"""

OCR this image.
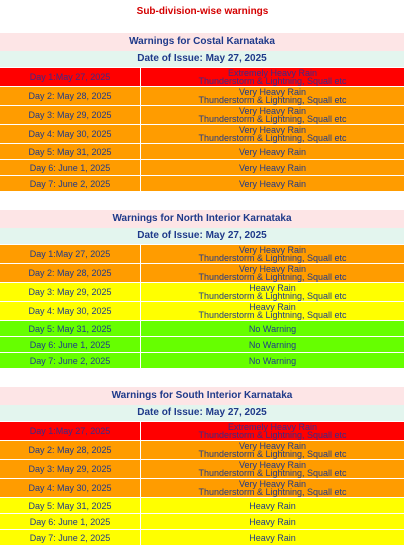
Sub-division-wise warnings
Warnings for Costal Karnataka
Date of Issue: May 27, 2025
Day 1:May 27, 2025	Extremely Heavy Rain
Thunderstorm & Lightning, Squall etc
Day 2: May 28, 2025	Very Heavy Rain
Thunderstorm & Lightning, Squall etc
Day 3: May 29, 2025	Very Heavy Rain
Thunderstorm & Lightning, Squall etc
Day 4: May 30, 2025	Very Heavy Rain
Thunderstorm & Lightning, Squall etc
Day 5: May 31, 2025	Very Heavy Rain
Day 6: June 1, 2025	Very Heavy Rain
Day 7: June 2, 2025	Very Heavy Rain
Warnings for North Interior Karnataka
Date of Issue: May 27, 2025
Day 1:May 27, 2025	Very Heavy Rain
Thunderstorm & Lightning, Squall etc
Day 2: May 28, 2025	Very Heavy Rain
Thunderstorm & Lightning, Squall etc
Day 3: May 29, 2025	Heavy Rain
Thunderstorm & Lightning, Squall etc
Day 4: May 30, 2025	Heavy Rain
Thunderstorm & Lightning, Squall etc
Day 5: May 31, 2025	No Warning
Day 6: June 1, 2025	No Warning
Day 7: June 2, 2025	No Warning
Warnings for South Interior Karnataka
Date of Issue: May 27, 2025
Day 1:May 27, 2025	Extremely Heavy Rain
Thunderstorm & Lightning, Squall etc
Day 2: May 28, 2025	Very Heavy Rain
Thunderstorm & Lightning, Squall etc
Day 3: May 29, 2025	Very Heavy Rain
Thunderstorm & Lightning, Squall etc
Day 4: May 30, 2025	Very Heavy Rain
Thunderstorm & Lightning, Squall etc
Day 5: May 31, 2025	Heavy Rain
Day 6: June 1, 2025	Heavy Rain
Day 7: June 2, 2025	Heavy Rain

"""

__WHAT IS NEEDED__: Copy everything in the records above except the pictures, exactly as written.

__FULL OUTPUT__:
OCR this image.
Sub-division-wise warnings
Warnings for Costal Karnataka
Date of Issue: May 27, 2025
Day 1:May 27, 2025	Extremely Heavy Rain
Thunderstorm & Lightning, Squall etc
Day 2: May 28, 2025	Very Heavy Rain
Thunderstorm & Lightning, Squall etc
Day 3: May 29, 2025	Very Heavy Rain
Thunderstorm & Lightning, Squall etc
Day 4: May 30, 2025	Very Heavy Rain
Thunderstorm & Lightning, Squall etc
Day 5: May 31, 2025	Very Heavy Rain
Day 6: June 1, 2025	Very Heavy Rain
Day 7: June 2, 2025	Very Heavy Rain
Warnings for North Interior Karnataka
Date of Issue: May 27, 2025
Day 1:May 27, 2025	Very Heavy Rain
Thunderstorm & Lightning, Squall etc
Day 2: May 28, 2025	Very Heavy Rain
Thunderstorm & Lightning, Squall etc
Day 3: May 29, 2025	Heavy Rain
Thunderstorm & Lightning, Squall etc
Day 4: May 30, 2025	Heavy Rain
Thunderstorm & Lightning, Squall etc
Day 5: May 31, 2025	No Warning
Day 6: June 1, 2025	No Warning
Day 7: June 2, 2025	No Warning
Warnings for South Interior Karnataka
Date of Issue: May 27, 2025
Day 1:May 27, 2025	Extremely Heavy Rain
Thunderstorm & Lightning, Squall etc
Day 2: May 28, 2025	Very Heavy Rain
Thunderstorm & Lightning, Squall etc
Day 3: May 29, 2025	Very Heavy Rain
Thunderstorm & Lightning, Squall etc
Day 4: May 30, 2025	Very Heavy Rain
Thunderstorm & Lightning, Squall etc
Day 5: May 31, 2025	Heavy Rain
Day 6: June 1, 2025	Heavy Rain
Day 7: June 2, 2025	Heavy Rain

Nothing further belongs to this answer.